- _The problem_
Find every line with the word "answer". Copy those lines.

- _Records for this exercise_
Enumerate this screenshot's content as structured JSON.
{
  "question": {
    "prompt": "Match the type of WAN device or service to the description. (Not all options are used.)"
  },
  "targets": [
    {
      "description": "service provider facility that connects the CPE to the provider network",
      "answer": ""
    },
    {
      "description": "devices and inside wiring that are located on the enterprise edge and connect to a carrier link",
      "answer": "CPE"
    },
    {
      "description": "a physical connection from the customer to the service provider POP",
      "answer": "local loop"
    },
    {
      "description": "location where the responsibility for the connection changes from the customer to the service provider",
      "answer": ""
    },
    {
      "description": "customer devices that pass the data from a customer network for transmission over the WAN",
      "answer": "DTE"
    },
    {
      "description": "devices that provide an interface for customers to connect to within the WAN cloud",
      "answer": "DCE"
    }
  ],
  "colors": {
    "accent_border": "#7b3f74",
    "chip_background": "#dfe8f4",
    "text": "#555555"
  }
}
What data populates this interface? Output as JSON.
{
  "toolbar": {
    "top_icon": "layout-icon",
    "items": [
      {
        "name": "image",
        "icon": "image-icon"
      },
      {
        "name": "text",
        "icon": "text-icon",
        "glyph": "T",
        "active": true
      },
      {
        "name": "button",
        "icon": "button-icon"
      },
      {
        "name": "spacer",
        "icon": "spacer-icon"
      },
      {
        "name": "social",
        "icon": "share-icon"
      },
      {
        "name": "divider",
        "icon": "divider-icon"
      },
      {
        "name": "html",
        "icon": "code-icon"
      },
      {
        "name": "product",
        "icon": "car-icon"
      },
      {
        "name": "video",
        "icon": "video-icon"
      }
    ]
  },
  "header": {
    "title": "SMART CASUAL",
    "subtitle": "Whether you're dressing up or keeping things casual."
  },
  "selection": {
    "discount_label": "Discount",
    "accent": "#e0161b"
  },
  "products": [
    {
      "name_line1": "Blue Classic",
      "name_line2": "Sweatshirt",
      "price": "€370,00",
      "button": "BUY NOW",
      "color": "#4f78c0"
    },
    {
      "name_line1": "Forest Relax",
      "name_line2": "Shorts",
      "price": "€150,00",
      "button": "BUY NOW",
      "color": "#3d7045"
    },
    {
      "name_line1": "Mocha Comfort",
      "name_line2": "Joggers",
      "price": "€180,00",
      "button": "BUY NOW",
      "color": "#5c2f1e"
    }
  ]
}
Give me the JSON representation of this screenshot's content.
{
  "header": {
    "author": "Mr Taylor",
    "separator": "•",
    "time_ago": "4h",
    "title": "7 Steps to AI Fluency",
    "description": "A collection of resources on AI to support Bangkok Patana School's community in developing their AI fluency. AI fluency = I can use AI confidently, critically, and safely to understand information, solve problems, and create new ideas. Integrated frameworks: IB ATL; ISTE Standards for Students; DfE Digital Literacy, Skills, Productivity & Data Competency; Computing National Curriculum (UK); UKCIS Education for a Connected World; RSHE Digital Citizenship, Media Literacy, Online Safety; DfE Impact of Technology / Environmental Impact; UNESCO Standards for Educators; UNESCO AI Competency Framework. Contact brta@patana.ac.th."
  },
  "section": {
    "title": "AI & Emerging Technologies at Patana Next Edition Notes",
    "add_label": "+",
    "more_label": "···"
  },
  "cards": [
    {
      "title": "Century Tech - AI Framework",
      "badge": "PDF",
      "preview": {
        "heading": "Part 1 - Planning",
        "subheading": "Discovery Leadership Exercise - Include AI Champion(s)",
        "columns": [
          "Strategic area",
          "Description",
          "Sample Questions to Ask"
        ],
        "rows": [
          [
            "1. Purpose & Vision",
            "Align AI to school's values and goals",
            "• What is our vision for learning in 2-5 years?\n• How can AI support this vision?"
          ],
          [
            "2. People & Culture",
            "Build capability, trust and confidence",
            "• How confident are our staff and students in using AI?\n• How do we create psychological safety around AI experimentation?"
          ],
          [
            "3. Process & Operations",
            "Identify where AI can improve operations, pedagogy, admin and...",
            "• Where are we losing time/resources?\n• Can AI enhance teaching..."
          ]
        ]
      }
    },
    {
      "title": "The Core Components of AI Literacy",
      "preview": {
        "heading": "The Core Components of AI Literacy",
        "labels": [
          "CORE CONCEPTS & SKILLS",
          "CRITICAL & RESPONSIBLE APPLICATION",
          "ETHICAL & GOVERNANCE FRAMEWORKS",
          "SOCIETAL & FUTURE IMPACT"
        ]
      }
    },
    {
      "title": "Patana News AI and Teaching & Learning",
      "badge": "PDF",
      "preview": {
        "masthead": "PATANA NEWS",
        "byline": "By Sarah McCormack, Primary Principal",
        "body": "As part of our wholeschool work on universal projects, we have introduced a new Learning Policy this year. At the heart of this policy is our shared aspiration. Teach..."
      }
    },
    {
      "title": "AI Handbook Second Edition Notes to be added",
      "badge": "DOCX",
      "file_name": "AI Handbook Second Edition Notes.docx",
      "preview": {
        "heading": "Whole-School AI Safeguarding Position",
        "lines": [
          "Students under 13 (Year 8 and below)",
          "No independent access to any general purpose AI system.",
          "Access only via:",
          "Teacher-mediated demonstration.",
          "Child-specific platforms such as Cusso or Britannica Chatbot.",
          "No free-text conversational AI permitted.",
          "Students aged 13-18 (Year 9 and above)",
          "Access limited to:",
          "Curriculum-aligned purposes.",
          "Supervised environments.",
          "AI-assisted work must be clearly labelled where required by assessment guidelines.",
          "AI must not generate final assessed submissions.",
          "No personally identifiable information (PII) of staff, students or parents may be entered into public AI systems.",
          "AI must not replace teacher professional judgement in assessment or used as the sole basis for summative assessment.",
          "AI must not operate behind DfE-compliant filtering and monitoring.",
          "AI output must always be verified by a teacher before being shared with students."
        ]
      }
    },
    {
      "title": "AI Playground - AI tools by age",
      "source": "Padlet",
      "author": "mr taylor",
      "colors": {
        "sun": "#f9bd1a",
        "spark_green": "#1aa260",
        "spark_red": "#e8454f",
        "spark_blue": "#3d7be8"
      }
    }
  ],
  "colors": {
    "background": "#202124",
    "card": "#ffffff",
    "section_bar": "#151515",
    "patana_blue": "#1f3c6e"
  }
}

- _Complete response_
      "answer": ""
      "answer": "CPE"
      "answer": "local loop"
      "answer": ""
      "answer": "DTE"
      "answer": "DCE"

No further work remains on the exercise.